- **Instruction 1**
According to the suit discussion, what is Lauren Henline's occupation?

- **Selection**
__________

Discussion in 'Suits' started by Daniel Riser, Oct 19, 2005.

  1. Daniel Riser

    Daniel Riser A-List Customer

    Have you boys seen this...


    A chinatown three piece with half belt back and a two button double breasted.

    The details still need to be worked out but he's finally answering a call so many have attempted.

    The half belt is there for looks, it doesn't look functional. It reminds me of a horizontal version of the Indy pleat like the top and bottom were folded in and stitched to form a "belt". It doesn't look like it's actually hugging the waist like it should.The vest should be a little higher cut with four pockets instead of two. The arm holes are like modern suits (insert furious Matt Deckard comment) and the drape seems off which proves that modern fabric cannot hold it's own in a fight against the vintage stuff!

    but... with all that said, at least Magnoli is responding to the public's needs.
  2. Andykev

    Andykev My Mail is Forwarded Here Bartender

    Photos not that good

    I looked at the pics of the double breasted...and the pics were not that good. I hope the suit is better looking in person. I like the style, but something just doesn't look right. Does anyone else feel that way?
  3. Daniel Riser

    Daniel Riser A-List Customer

    I actually like the color of the fabric, but there is something off about the drape. Lauren Henline, who is a seamstress, noticed that the back of the shoulder seemed... ill-balanced.

    The lapels are much too modern for my taste. I prefer the straighter lapels on a vintage double breasted... but that's just me.
  4. Same here. The balance and silhouette is all off.

__________

- **Provided information**

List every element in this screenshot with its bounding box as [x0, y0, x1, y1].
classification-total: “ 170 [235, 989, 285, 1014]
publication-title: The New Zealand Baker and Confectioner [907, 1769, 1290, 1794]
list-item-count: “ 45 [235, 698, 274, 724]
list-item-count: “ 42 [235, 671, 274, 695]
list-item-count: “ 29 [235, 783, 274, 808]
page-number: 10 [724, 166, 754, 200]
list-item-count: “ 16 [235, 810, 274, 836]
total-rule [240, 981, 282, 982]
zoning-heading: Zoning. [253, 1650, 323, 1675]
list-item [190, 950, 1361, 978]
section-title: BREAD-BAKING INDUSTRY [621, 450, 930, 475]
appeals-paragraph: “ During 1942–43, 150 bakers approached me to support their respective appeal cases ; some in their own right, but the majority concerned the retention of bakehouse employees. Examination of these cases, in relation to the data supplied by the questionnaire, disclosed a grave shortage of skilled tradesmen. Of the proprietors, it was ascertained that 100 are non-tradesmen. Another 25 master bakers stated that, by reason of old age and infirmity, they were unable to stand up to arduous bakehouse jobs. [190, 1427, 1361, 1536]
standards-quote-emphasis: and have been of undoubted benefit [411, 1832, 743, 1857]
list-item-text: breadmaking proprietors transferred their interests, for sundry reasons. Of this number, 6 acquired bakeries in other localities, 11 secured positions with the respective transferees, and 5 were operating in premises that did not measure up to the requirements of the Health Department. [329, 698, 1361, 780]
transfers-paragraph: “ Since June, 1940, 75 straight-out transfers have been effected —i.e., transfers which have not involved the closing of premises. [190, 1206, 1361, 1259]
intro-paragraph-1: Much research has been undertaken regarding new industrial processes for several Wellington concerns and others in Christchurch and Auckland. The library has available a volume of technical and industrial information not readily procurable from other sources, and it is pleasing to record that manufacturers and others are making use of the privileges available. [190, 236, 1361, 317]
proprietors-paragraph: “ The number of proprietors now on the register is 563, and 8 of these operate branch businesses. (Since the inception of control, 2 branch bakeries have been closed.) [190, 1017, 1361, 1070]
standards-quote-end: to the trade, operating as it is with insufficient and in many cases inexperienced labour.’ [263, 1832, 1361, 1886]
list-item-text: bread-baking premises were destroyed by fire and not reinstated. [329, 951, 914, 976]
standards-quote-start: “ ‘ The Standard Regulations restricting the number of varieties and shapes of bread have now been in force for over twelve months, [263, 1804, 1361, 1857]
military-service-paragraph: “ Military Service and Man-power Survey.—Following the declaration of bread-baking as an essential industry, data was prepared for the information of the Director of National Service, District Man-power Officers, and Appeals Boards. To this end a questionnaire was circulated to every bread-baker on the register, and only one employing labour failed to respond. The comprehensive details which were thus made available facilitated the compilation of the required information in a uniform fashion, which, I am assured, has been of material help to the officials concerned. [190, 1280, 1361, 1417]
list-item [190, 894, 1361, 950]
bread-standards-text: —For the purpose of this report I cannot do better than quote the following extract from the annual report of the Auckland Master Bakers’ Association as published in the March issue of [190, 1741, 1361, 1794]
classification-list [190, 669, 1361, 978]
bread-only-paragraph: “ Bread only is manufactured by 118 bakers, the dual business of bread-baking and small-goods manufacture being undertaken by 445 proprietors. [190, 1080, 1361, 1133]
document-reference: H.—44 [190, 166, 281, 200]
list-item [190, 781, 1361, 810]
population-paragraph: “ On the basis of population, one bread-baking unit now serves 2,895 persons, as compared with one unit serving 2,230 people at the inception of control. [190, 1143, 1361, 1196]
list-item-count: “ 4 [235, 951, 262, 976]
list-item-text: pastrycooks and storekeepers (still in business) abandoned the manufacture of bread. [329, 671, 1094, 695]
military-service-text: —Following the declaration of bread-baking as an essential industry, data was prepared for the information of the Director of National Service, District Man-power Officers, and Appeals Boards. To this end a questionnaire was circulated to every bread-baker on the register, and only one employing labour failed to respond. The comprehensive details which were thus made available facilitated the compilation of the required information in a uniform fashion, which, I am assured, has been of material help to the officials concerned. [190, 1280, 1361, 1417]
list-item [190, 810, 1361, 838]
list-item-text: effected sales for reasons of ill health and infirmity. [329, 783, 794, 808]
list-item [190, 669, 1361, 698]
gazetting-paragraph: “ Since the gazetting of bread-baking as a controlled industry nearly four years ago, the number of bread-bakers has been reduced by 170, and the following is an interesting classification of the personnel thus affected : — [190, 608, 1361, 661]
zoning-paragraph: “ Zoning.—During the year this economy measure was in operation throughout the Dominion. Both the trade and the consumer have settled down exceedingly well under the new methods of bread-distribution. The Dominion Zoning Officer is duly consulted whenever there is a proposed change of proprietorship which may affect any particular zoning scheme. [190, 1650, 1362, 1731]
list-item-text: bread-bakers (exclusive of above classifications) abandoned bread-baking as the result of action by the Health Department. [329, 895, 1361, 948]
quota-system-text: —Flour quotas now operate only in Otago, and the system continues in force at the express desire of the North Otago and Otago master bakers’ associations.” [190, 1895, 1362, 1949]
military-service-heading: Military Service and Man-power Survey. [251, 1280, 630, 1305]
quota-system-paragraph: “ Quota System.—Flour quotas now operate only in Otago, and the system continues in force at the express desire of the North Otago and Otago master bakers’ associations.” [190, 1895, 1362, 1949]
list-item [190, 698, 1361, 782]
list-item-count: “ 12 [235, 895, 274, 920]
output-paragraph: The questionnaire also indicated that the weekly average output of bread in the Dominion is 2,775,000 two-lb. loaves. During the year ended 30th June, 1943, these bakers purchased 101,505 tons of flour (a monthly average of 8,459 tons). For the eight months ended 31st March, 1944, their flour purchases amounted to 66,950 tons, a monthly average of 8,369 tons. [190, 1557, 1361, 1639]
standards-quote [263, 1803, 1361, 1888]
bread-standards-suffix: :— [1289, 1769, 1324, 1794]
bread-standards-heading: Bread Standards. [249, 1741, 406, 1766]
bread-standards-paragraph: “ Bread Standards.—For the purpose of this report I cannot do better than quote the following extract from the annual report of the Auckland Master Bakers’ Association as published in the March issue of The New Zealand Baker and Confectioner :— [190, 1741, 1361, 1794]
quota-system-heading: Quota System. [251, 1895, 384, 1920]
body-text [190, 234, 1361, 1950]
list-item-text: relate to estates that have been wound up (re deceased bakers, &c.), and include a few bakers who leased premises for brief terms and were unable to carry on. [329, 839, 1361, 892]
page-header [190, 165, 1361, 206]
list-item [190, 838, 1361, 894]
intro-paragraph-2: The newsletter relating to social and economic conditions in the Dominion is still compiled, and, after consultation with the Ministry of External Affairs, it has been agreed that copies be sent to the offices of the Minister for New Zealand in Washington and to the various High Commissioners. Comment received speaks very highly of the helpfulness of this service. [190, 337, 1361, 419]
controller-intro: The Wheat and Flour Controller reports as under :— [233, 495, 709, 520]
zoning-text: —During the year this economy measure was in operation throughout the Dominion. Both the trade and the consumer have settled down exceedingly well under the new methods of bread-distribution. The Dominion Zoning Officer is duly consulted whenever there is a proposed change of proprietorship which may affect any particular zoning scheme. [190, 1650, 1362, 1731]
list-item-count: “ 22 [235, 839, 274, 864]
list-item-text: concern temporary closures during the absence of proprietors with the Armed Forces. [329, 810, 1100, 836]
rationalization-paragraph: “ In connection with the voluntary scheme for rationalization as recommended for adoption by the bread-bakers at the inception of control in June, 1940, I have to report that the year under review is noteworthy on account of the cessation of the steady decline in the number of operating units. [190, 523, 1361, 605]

__________

- **Instruction 2**
Format the rows from their first line through the line containing "publication-title: The New", inclusive, as a JSON list of strings with one string per line and blank lines omitted.

- **Complete response 1**
She is a seamstress.

- **Complete response 2**
[
  "List every element in this screenshot with its bounding box as [x0, y0, x1, y1].",
  "classification-total: “ 170 [235, 989, 285, 1014]",
  "publication-title: The New Zealand Baker and Confectioner [907, 1769, 1290, 1794]"
]